Requirement: Work out how many lines in the listing below include the word "final". Give nothing but the number.

Provided material:
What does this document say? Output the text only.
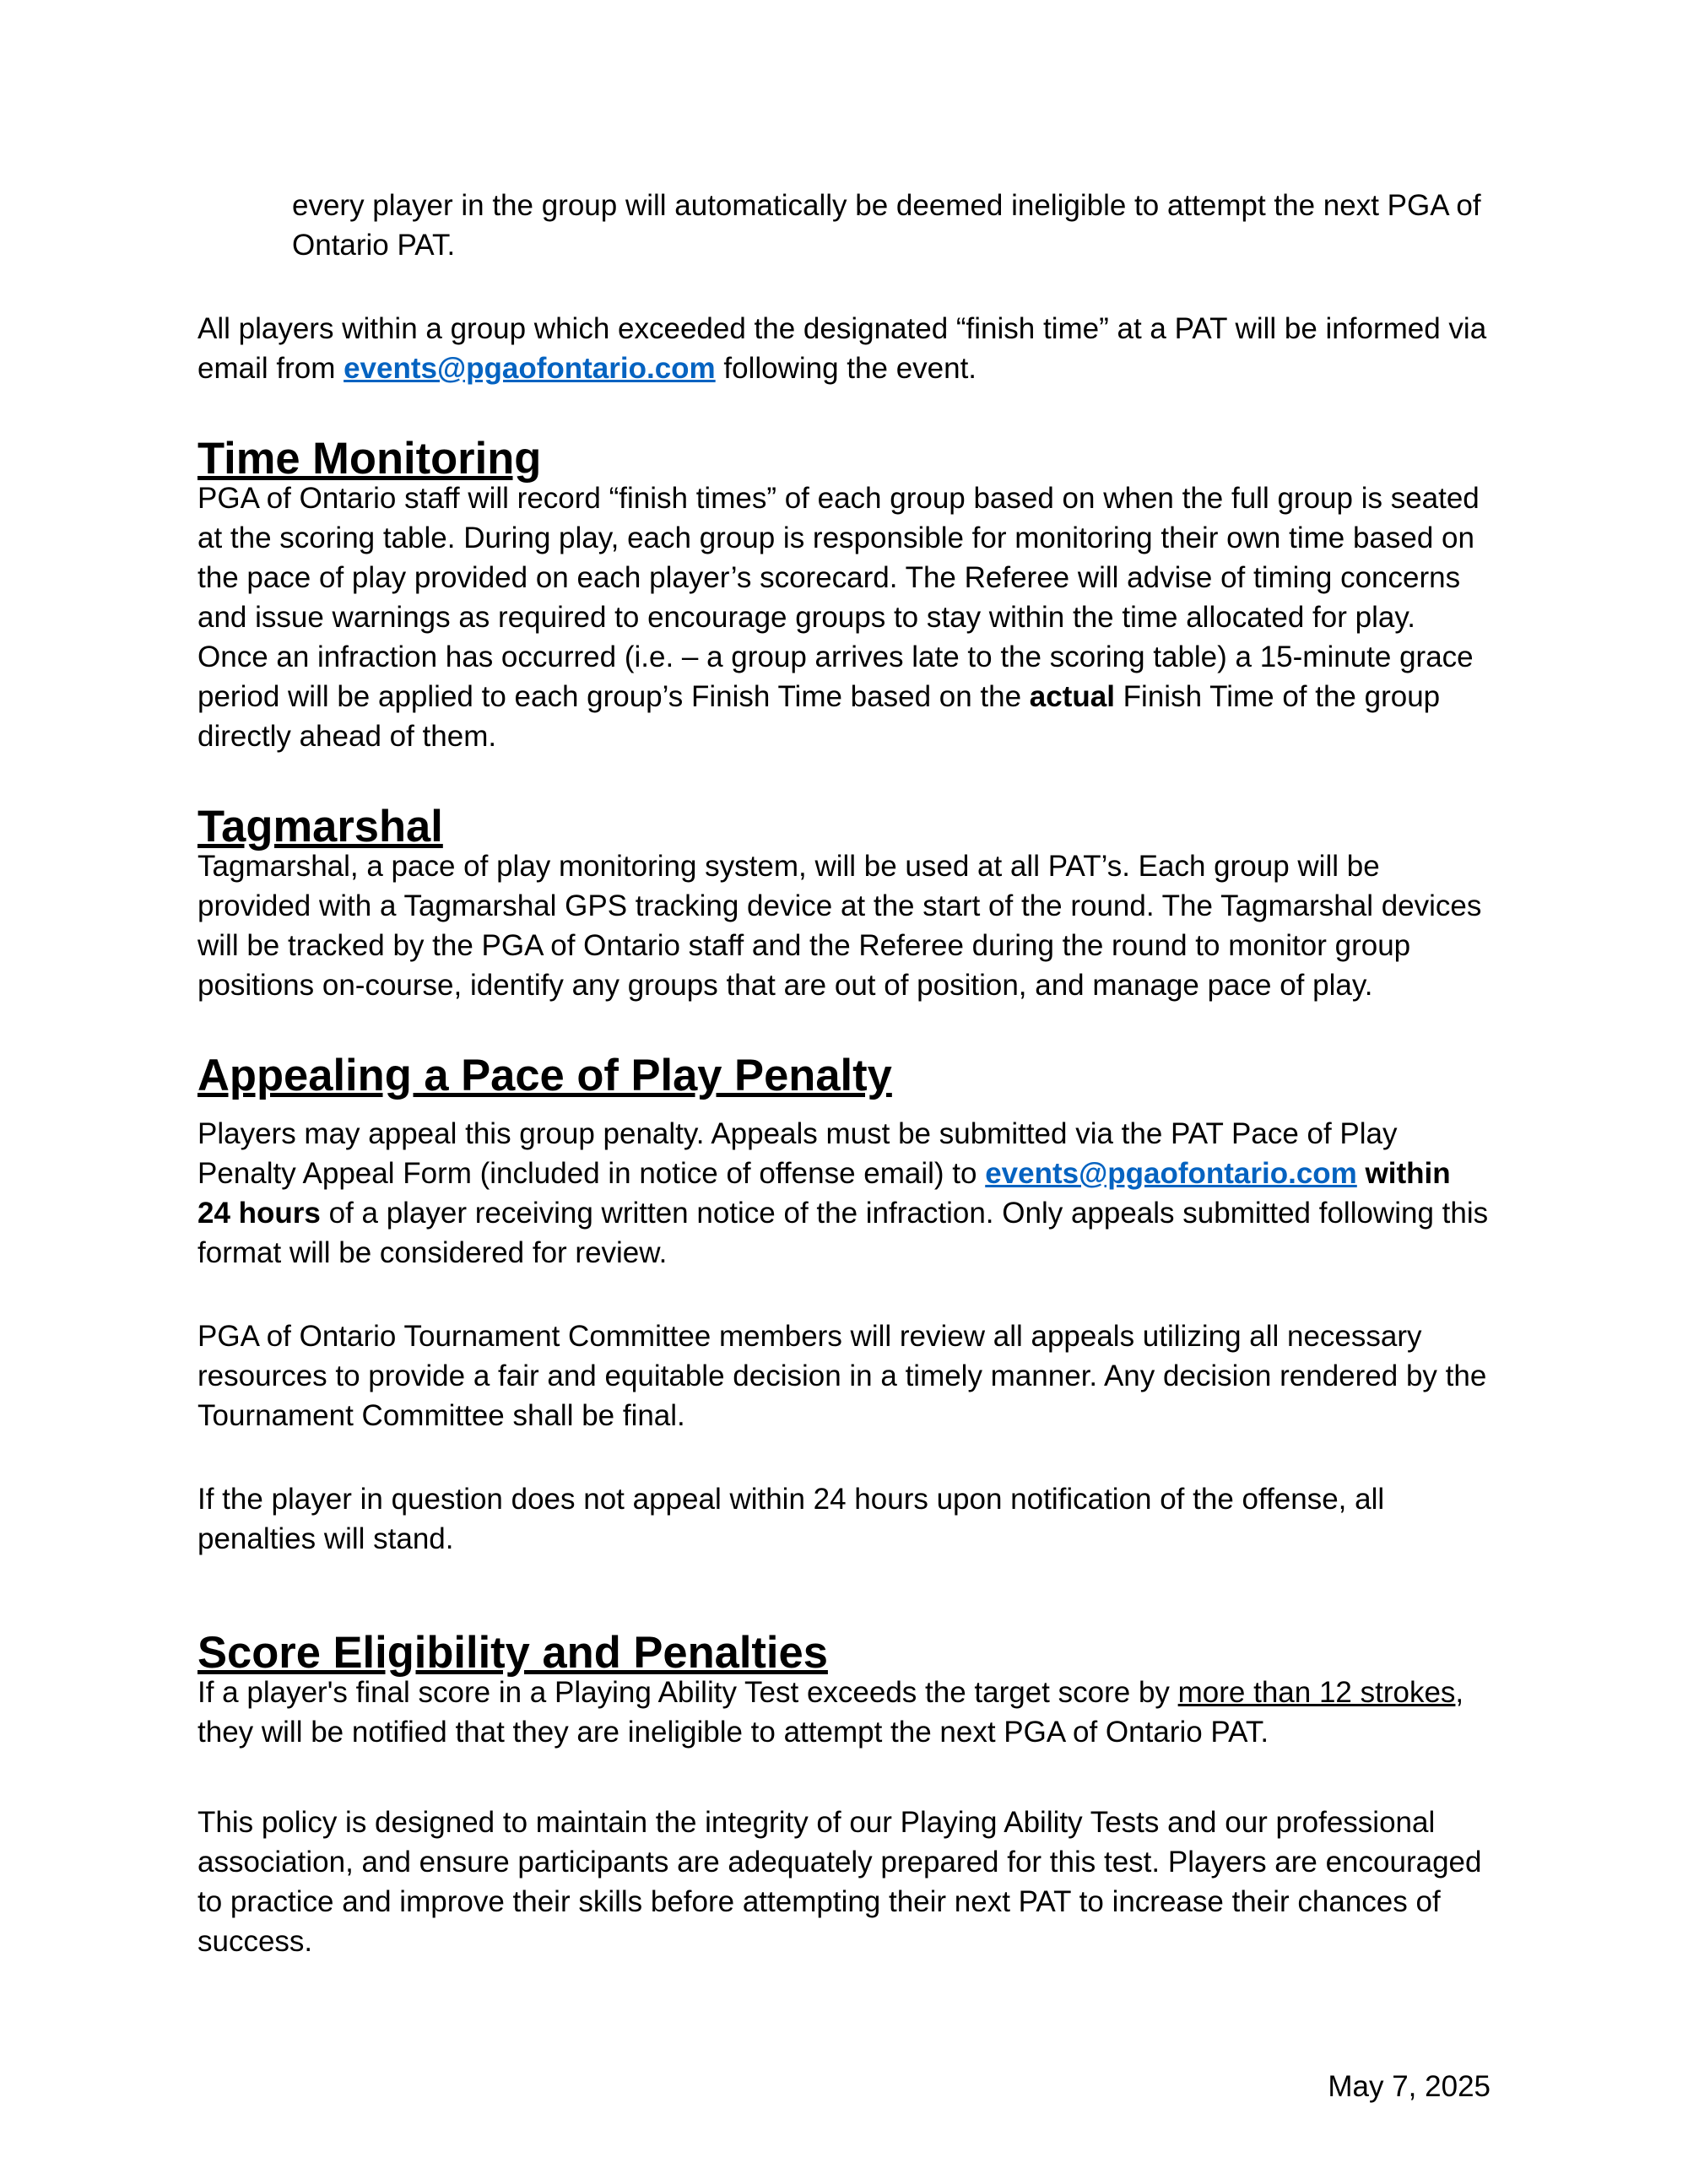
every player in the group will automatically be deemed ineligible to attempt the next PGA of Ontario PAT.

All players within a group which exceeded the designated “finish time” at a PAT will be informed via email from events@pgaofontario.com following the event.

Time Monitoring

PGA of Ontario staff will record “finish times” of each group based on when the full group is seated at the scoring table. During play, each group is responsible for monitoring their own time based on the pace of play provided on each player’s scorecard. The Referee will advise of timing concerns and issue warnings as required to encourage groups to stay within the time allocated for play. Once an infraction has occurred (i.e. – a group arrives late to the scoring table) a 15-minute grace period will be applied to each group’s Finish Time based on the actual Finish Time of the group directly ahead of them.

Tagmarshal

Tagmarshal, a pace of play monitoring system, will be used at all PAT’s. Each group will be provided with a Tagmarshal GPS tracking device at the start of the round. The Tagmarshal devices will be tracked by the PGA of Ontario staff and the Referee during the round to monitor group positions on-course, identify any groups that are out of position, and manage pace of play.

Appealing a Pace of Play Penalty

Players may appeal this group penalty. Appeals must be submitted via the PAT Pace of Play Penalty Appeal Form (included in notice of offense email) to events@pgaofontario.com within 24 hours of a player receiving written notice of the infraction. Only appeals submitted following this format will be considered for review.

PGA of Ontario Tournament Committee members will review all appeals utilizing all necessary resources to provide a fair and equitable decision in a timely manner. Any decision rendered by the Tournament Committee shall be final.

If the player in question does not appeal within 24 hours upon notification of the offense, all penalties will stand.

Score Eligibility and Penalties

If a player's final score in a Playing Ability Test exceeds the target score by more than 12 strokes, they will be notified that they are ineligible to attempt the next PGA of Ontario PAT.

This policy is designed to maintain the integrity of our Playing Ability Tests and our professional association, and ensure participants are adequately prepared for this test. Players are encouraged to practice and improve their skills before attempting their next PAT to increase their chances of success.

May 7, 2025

* * *

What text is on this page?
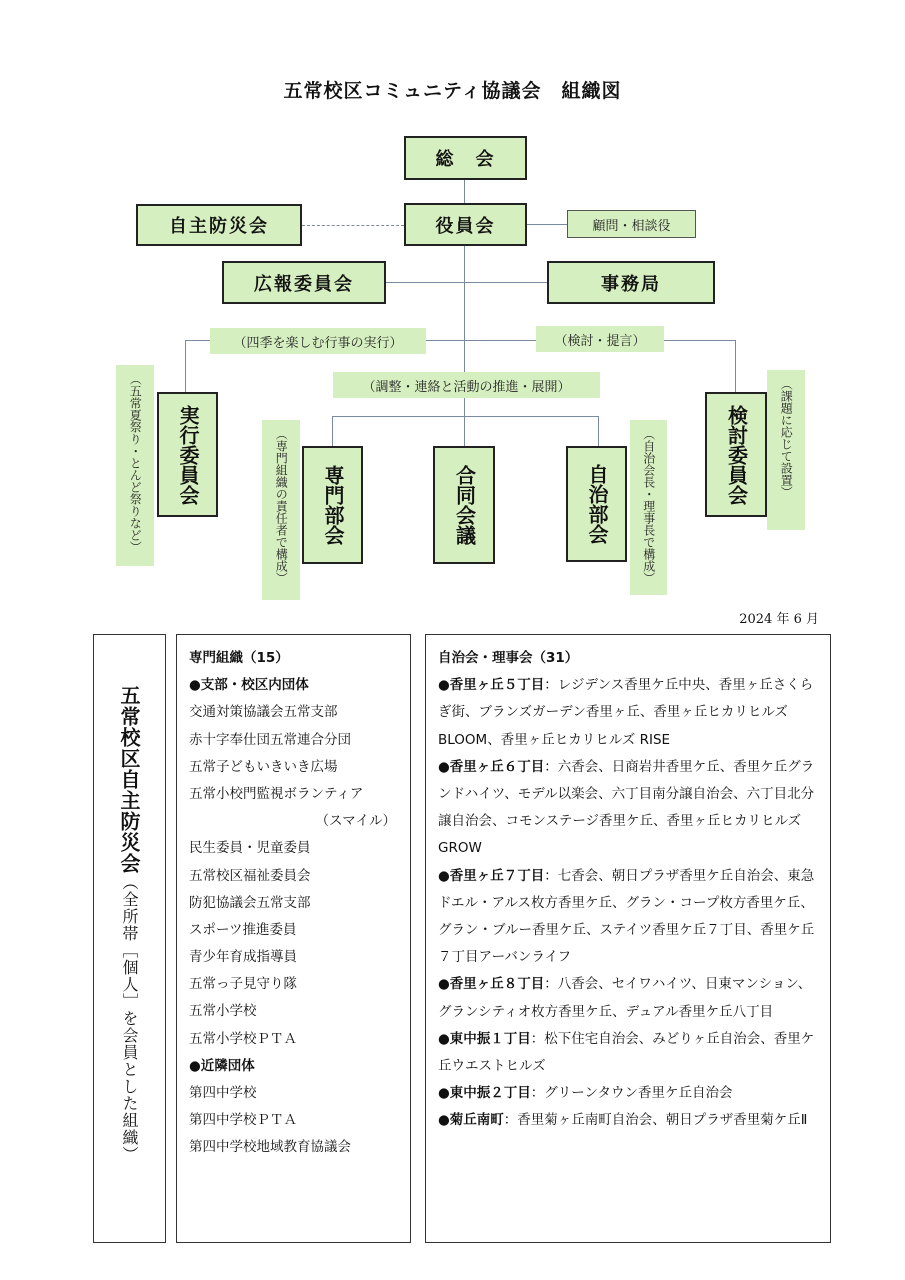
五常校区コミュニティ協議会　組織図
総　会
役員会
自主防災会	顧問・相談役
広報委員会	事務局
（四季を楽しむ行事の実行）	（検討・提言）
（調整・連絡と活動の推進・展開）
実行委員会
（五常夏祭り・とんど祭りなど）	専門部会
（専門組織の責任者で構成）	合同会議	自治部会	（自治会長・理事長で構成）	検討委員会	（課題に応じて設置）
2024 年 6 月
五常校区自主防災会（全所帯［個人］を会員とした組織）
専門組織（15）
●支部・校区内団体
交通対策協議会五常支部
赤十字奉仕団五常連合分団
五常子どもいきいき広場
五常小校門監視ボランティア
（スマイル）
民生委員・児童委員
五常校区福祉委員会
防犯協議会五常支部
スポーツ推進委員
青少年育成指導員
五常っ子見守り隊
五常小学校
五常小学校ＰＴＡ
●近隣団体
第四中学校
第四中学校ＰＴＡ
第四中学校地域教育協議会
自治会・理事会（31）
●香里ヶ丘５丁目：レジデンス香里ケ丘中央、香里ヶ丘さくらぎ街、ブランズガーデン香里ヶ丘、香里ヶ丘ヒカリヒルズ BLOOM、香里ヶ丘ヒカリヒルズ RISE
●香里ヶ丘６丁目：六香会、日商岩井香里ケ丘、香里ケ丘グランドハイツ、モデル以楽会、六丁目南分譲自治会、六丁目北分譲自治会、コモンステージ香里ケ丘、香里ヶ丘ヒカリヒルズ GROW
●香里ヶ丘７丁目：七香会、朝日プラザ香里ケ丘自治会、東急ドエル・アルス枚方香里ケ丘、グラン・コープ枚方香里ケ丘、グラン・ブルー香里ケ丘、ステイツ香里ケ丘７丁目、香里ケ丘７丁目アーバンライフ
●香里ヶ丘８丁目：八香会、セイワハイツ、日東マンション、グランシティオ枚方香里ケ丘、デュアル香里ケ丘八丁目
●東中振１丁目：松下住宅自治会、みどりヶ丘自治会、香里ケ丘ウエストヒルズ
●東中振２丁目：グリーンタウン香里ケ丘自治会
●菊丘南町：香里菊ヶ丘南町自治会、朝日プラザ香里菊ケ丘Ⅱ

Solution to the problem: 2